**PROMPT**: Write the records out again, precisely as they stand.

•••••

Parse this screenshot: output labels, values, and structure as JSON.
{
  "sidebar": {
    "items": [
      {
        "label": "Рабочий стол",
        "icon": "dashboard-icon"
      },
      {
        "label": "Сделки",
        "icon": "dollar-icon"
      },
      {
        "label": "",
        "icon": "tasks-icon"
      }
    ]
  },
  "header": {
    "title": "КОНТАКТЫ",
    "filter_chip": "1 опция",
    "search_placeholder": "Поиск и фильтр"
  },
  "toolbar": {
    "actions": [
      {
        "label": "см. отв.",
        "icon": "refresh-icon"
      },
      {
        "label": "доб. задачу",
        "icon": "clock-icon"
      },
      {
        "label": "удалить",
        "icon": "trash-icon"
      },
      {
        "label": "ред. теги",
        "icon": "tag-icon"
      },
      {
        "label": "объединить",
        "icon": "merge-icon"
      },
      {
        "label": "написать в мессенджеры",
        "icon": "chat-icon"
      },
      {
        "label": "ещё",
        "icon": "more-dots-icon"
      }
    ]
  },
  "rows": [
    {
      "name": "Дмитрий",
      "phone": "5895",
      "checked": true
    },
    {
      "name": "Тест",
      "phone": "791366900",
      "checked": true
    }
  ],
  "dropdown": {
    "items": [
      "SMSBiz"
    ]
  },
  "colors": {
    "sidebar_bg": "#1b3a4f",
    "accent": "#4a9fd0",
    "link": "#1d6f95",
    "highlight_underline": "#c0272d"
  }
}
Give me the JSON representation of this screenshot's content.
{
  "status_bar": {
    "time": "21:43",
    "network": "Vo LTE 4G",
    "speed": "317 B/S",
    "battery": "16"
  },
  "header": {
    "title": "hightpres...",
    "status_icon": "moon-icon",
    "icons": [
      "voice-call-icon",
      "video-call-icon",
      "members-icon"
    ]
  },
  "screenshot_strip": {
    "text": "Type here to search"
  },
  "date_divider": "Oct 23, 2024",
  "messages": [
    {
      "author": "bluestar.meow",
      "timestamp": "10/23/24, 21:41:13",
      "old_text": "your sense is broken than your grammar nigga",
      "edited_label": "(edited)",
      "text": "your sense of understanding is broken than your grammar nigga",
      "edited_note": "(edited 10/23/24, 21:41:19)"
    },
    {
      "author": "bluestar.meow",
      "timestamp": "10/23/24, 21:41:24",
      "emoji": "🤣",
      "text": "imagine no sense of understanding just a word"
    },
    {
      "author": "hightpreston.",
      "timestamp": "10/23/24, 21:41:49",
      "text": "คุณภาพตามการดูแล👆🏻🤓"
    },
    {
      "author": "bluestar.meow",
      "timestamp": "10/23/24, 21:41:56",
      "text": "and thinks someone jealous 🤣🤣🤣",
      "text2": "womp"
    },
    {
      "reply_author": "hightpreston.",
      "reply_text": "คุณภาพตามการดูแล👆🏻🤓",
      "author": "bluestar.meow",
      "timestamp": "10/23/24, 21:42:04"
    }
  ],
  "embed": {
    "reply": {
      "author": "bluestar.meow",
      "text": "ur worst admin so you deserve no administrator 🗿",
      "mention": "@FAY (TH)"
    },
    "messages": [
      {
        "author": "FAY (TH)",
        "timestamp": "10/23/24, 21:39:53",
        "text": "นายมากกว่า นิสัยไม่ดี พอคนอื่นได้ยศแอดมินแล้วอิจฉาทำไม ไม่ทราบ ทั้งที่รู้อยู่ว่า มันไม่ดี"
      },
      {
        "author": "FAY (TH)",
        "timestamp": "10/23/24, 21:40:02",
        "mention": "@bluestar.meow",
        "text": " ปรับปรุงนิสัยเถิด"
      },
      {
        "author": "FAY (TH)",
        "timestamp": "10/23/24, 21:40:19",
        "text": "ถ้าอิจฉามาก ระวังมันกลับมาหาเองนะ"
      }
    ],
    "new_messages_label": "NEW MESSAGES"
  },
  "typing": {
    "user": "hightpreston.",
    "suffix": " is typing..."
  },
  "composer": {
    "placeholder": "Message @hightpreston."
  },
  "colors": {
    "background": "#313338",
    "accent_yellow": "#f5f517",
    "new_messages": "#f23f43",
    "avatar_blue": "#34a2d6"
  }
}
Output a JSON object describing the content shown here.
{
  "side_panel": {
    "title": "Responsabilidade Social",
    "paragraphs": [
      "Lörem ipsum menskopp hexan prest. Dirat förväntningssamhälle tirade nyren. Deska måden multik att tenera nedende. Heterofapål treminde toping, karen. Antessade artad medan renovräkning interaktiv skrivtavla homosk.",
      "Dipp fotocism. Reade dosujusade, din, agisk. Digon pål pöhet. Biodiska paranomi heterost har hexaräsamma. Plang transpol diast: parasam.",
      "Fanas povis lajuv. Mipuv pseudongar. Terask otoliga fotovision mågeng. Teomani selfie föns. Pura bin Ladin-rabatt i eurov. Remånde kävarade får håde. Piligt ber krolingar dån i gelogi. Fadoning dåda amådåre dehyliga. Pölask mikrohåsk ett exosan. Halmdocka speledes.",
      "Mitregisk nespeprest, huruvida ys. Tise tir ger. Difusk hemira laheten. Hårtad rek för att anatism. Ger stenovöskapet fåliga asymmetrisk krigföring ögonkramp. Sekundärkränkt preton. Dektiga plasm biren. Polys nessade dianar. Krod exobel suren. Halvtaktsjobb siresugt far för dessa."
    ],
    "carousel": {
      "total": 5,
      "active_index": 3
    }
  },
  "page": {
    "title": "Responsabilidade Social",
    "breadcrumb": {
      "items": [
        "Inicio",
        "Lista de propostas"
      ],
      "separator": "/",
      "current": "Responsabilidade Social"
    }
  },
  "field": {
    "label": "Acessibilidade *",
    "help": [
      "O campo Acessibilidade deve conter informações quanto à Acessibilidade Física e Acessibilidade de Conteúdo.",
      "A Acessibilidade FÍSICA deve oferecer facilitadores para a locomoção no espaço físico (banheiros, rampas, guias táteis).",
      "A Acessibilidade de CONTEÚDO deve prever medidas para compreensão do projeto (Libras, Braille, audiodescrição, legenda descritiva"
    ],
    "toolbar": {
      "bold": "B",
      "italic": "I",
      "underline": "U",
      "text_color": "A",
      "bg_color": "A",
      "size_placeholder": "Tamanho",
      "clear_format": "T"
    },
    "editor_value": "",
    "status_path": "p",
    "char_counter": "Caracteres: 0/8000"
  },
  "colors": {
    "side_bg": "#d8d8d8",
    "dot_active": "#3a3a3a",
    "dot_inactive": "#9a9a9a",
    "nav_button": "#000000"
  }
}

•••••

**ANSWER TO THIS TASK**:
Parse this screenshot: output labels, values, and structure as JSON.
{
  "sidebar": {
    "items": [
      {
        "label": "Рабочий стол",
        "icon": "dashboard-icon"
      },
      {
        "label": "Сделки",
        "icon": "dollar-icon"
      },
      {
        "label": "",
        "icon": "tasks-icon"
      }
    ]
  },
  "header": {
    "title": "КОНТАКТЫ",
    "filter_chip": "1 опция",
    "search_placeholder": "Поиск и фильтр"
  },
  "toolbar": {
    "actions": [
      {
        "label": "см. отв.",
        "icon": "refresh-icon"
      },
      {
        "label": "доб. задачу",
        "icon": "clock-icon"
      },
      {
        "label": "удалить",
        "icon": "trash-icon"
      },
      {
        "label": "ред. теги",
        "icon": "tag-icon"
      },
      {
        "label": "объединить",
        "icon": "merge-icon"
      },
      {
        "label": "написать в мессенджеры",
        "icon": "chat-icon"
      },
      {
        "label": "ещё",
        "icon": "more-dots-icon"
      }
    ]
  },
  "rows": [
    {
      "name": "Дмитрий",
      "phone": "5895",
      "checked": true
    },
    {
      "name": "Тест",
      "phone": "791366900",
      "checked": true
    }
  ],
  "dropdown": {
    "items": [
      "SMSBiz"
    ]
  },
  "colors": {
    "sidebar_bg": "#1b3a4f",
    "accent": "#4a9fd0",
    "link": "#1d6f95",
    "highlight_underline": "#c0272d"
  }
}
Give me the JSON representation of this screenshot's content.
{
  "status_bar": {
    "time": "21:43",
    "network": "Vo LTE 4G",
    "speed": "317 B/S",
    "battery": "16"
  },
  "header": {
    "title": "hightpres...",
    "status_icon": "moon-icon",
    "icons": [
      "voice-call-icon",
      "video-call-icon",
      "members-icon"
    ]
  },
  "screenshot_strip": {
    "text": "Type here to search"
  },
  "date_divider": "Oct 23, 2024",
  "messages": [
    {
      "author": "bluestar.meow",
      "timestamp": "10/23/24, 21:41:13",
      "old_text": "your sense is broken than your grammar nigga",
      "edited_label": "(edited)",
      "text": "your sense of understanding is broken than your grammar nigga",
      "edited_note": "(edited 10/23/24, 21:41:19)"
    },
    {
      "author": "bluestar.meow",
      "timestamp": "10/23/24, 21:41:24",
      "emoji": "🤣",
      "text": "imagine no sense of understanding just a word"
    },
    {
      "author": "hightpreston.",
      "timestamp": "10/23/24, 21:41:49",
      "text": "คุณภาพตามการดูแล👆🏻🤓"
    },
    {
      "author": "bluestar.meow",
      "timestamp": "10/23/24, 21:41:56",
      "text": "and thinks someone jealous 🤣🤣🤣",
      "text2": "womp"
    },
    {
      "reply_author": "hightpreston.",
      "reply_text": "คุณภาพตามการดูแล👆🏻🤓",
      "author": "bluestar.meow",
      "timestamp": "10/23/24, 21:42:04"
    }
  ],
  "embed": {
    "reply": {
      "author": "bluestar.meow",
      "text": "ur worst admin so you deserve no administrator 🗿",
      "mention": "@FAY (TH)"
    },
    "messages": [
      {
        "author": "FAY (TH)",
        "timestamp": "10/23/24, 21:39:53",
        "text": "นายมากกว่า นิสัยไม่ดี พอคนอื่นได้ยศแอดมินแล้วอิจฉาทำไม ไม่ทราบ ทั้งที่รู้อยู่ว่า มันไม่ดี"
      },
      {
        "author": "FAY (TH)",
        "timestamp": "10/23/24, 21:40:02",
        "mention": "@bluestar.meow",
        "text": " ปรับปรุงนิสัยเถิด"
      },
      {
        "author": "FAY (TH)",
        "timestamp": "10/23/24, 21:40:19",
        "text": "ถ้าอิจฉามาก ระวังมันกลับมาหาเองนะ"
      }
    ],
    "new_messages_label": "NEW MESSAGES"
  },
  "typing": {
    "user": "hightpreston.",
    "suffix": " is typing..."
  },
  "composer": {
    "placeholder": "Message @hightpreston."
  },
  "colors": {
    "background": "#313338",
    "accent_yellow": "#f5f517",
    "new_messages": "#f23f43",
    "avatar_blue": "#34a2d6"
  }
}
Output a JSON object describing the content shown here.
{
  "side_panel": {
    "title": "Responsabilidade Social",
    "paragraphs": [
      "Lörem ipsum menskopp hexan prest. Dirat förväntningssamhälle tirade nyren. Deska måden multik att tenera nedende. Heterofapål treminde toping, karen. Antessade artad medan renovräkning interaktiv skrivtavla homosk.",
      "Dipp fotocism. Reade dosujusade, din, agisk. Digon pål pöhet. Biodiska paranomi heterost har hexaräsamma. Plang transpol diast: parasam.",
      "Fanas povis lajuv. Mipuv pseudongar. Terask otoliga fotovision mågeng. Teomani selfie föns. Pura bin Ladin-rabatt i eurov. Remånde kävarade får håde. Piligt ber krolingar dån i gelogi. Fadoning dåda amådåre dehyliga. Pölask mikrohåsk ett exosan. Halmdocka speledes.",
      "Mitregisk nespeprest, huruvida ys. Tise tir ger. Difusk hemira laheten. Hårtad rek för att anatism. Ger stenovöskapet fåliga asymmetrisk krigföring ögonkramp. Sekundärkränkt preton. Dektiga plasm biren. Polys nessade dianar. Krod exobel suren. Halvtaktsjobb siresugt far för dessa."
    ],
    "carousel": {
      "total": 5,
      "active_index": 3
    }
  },
  "page": {
    "title": "Responsabilidade Social",
    "breadcrumb": {
      "items": [
        "Inicio",
        "Lista de propostas"
      ],
      "separator": "/",
      "current": "Responsabilidade Social"
    }
  },
  "field": {
    "label": "Acessibilidade *",
    "help": [
      "O campo Acessibilidade deve conter informações quanto à Acessibilidade Física e Acessibilidade de Conteúdo.",
      "A Acessibilidade FÍSICA deve oferecer facilitadores para a locomoção no espaço físico (banheiros, rampas, guias táteis).",
      "A Acessibilidade de CONTEÚDO deve prever medidas para compreensão do projeto (Libras, Braille, audiodescrição, legenda descritiva"
    ],
    "toolbar": {
      "bold": "B",
      "italic": "I",
      "underline": "U",
      "text_color": "A",
      "bg_color": "A",
      "size_placeholder": "Tamanho",
      "clear_format": "T"
    },
    "editor_value": "",
    "status_path": "p",
    "char_counter": "Caracteres: 0/8000"
  },
  "colors": {
    "side_bg": "#d8d8d8",
    "dot_active": "#3a3a3a",
    "dot_inactive": "#9a9a9a",
    "nav_button": "#000000"
  }
}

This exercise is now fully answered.